#### [Given request]
Set down the records once more, please, exactly and with the pictures left out.

#### [Data entries]
##########
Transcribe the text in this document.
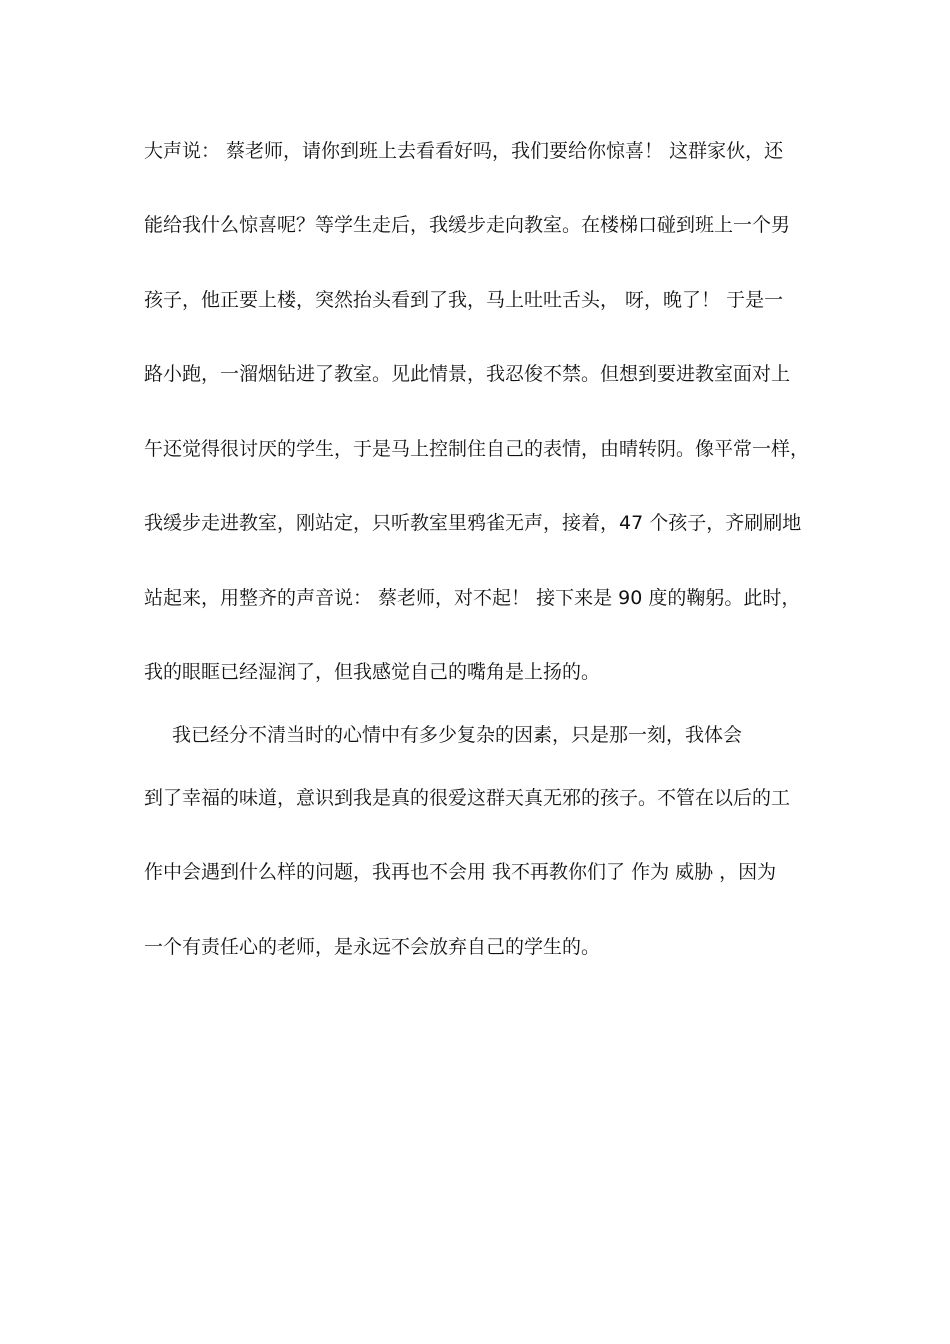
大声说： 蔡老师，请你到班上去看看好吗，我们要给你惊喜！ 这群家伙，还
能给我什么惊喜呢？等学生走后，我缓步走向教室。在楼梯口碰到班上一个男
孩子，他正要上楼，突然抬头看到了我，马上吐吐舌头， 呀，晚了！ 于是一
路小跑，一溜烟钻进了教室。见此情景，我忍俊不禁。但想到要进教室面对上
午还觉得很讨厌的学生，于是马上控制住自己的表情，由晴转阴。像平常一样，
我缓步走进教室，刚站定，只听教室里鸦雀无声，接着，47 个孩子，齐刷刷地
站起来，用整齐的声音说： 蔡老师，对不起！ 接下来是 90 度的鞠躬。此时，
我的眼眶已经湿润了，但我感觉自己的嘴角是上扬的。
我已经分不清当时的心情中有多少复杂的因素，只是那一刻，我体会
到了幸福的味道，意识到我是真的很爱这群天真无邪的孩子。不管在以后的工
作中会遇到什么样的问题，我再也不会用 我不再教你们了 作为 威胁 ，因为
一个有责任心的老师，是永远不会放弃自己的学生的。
##########
#### [Answer to this task]
Transcribe the text in this document.
大声说： 蔡老师，请你到班上去看看好吗，我们要给你惊喜！ 这群家伙，还
能给我什么惊喜呢？等学生走后，我缓步走向教室。在楼梯口碰到班上一个男
孩子，他正要上楼，突然抬头看到了我，马上吐吐舌头， 呀，晚了！ 于是一
路小跑，一溜烟钻进了教室。见此情景，我忍俊不禁。但想到要进教室面对上
午还觉得很讨厌的学生，于是马上控制住自己的表情，由晴转阴。像平常一样，
我缓步走进教室，刚站定，只听教室里鸦雀无声，接着，47 个孩子，齐刷刷地
站起来，用整齐的声音说： 蔡老师，对不起！ 接下来是 90 度的鞠躬。此时，
我的眼眶已经湿润了，但我感觉自己的嘴角是上扬的。
我已经分不清当时的心情中有多少复杂的因素，只是那一刻，我体会
到了幸福的味道，意识到我是真的很爱这群天真无邪的孩子。不管在以后的工
作中会遇到什么样的问题，我再也不会用 我不再教你们了 作为 威胁 ，因为
一个有责任心的老师，是永远不会放弃自己的学生的。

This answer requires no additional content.